**What the task requires**: Give every line of the records below as a Markdown table with the columns Row and Line, numbering the rows in order and leaving out blank lines.

• • • • • • •

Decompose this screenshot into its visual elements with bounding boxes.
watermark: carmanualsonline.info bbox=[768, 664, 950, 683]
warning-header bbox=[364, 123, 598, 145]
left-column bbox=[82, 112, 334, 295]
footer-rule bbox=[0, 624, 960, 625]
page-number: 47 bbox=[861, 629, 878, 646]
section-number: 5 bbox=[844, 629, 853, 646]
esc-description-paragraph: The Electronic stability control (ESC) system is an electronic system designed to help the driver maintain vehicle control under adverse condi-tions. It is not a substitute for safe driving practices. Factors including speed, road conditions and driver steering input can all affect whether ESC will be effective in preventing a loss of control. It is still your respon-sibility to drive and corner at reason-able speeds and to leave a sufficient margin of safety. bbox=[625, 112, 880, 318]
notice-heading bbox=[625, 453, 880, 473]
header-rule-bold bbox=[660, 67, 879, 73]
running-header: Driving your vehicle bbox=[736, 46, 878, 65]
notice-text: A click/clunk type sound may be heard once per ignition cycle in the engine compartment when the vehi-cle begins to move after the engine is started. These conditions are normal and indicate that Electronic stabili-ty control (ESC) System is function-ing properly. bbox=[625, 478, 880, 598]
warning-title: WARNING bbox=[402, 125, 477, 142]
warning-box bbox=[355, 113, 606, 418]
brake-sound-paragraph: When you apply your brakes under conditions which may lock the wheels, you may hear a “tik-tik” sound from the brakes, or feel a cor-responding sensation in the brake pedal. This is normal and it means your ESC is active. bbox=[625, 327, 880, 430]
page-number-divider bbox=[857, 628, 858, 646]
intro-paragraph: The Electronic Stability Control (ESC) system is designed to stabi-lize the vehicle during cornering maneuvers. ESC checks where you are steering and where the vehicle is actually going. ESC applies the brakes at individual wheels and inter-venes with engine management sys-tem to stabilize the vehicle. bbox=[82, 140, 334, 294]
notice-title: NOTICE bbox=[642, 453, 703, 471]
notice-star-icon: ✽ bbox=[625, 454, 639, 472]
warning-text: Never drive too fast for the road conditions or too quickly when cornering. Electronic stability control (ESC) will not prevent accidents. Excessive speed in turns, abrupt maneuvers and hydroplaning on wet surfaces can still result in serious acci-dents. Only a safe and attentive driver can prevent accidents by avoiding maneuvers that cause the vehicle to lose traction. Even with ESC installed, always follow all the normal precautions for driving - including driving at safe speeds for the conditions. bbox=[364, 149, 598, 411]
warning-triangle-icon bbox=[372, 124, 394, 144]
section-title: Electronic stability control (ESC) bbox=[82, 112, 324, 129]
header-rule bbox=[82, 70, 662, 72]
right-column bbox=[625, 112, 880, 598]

• • • • • • •

**Response for this exercise**:
| Row | Line |
|---|---|
| 1 | Decompose this screenshot into its visual elements with bounding boxes. |
| 2 | watermark: carmanualsonline.info bbox=[768, 664, 950, 683] |
| 3 | warning-header bbox=[364, 123, 598, 145] |
| 4 | left-column bbox=[82, 112, 334, 295] |
| 5 | footer-rule bbox=[0, 624, 960, 625] |
| 6 | page-number: 47 bbox=[861, 629, 878, 646] |
| 7 | section-number: 5 bbox=[844, 629, 853, 646] |
| 8 | esc-description-paragraph: The Electronic stability control (ESC) system is an electronic system designed to help the driver maintain vehicle control under adverse condi-tions. It is not a substitute for safe driving practices. Factors including speed, road conditions and driver steering input can all affect whether ESC will be effective in preventing a loss of control. It is still your respon-sibility to drive and corner at reason-able speeds and to leave a sufficient margin of safety. bbox=[625, 112, 880, 318] |
| 9 | notice-heading bbox=[625, 453, 880, 473] |
| 10 | header-rule-bold bbox=[660, 67, 879, 73] |
| 11 | running-header: Driving your vehicle bbox=[736, 46, 878, 65] |
| 12 | notice-text: A click/clunk type sound may be heard once per ignition cycle in the engine compartment when the vehi-cle begins to move after the engine is started. These conditions are normal and indicate that Electronic stabili-ty control (ESC) System is function-ing properly. bbox=[625, 478, 880, 598] |
| 13 | warning-title: WARNING bbox=[402, 125, 477, 142] |
| 14 | warning-box bbox=[355, 113, 606, 418] |
| 15 | brake-sound-paragraph: When you apply your brakes under conditions which may lock the wheels, you may hear a “tik-tik” sound from the brakes, or feel a cor-responding sensation in the brake pedal. This is normal and it means your ESC is active. bbox=[625, 327, 880, 430] |
| 16 | page-number-divider bbox=[857, 628, 858, 646] |
| 17 | intro-paragraph: The Electronic Stability Control (ESC) system is designed to stabi-lize the vehicle during cornering maneuvers. ESC checks where you are steering and where the vehicle is actually going. ESC applies the brakes at individual wheels and inter-venes with engine management sys-tem to stabilize the vehicle. bbox=[82, 140, 334, 294] |
| 18 | notice-title: NOTICE bbox=[642, 453, 703, 471] |
| 19 | notice-star-icon: ✽ bbox=[625, 454, 639, 472] |
| 20 | warning-text: Never drive too fast for the road conditions or too quickly when cornering. Electronic stability control (ESC) will not prevent accidents. Excessive speed in turns, abrupt maneuvers and hydroplaning on wet surfaces can still result in serious acci-dents. Only a safe and attentive driver can prevent accidents by avoiding maneuvers that cause the vehicle to lose traction. Even with ESC installed, always follow all the normal precautions for driving - including driving at safe speeds for the conditions. bbox=[364, 149, 598, 411] |
| 21 | warning-triangle-icon bbox=[372, 124, 394, 144] |
| 22 | section-title: Electronic stability control (ESC) bbox=[82, 112, 324, 129] |
| 23 | header-rule bbox=[82, 70, 662, 72] |
| 24 | right-column bbox=[625, 112, 880, 598] |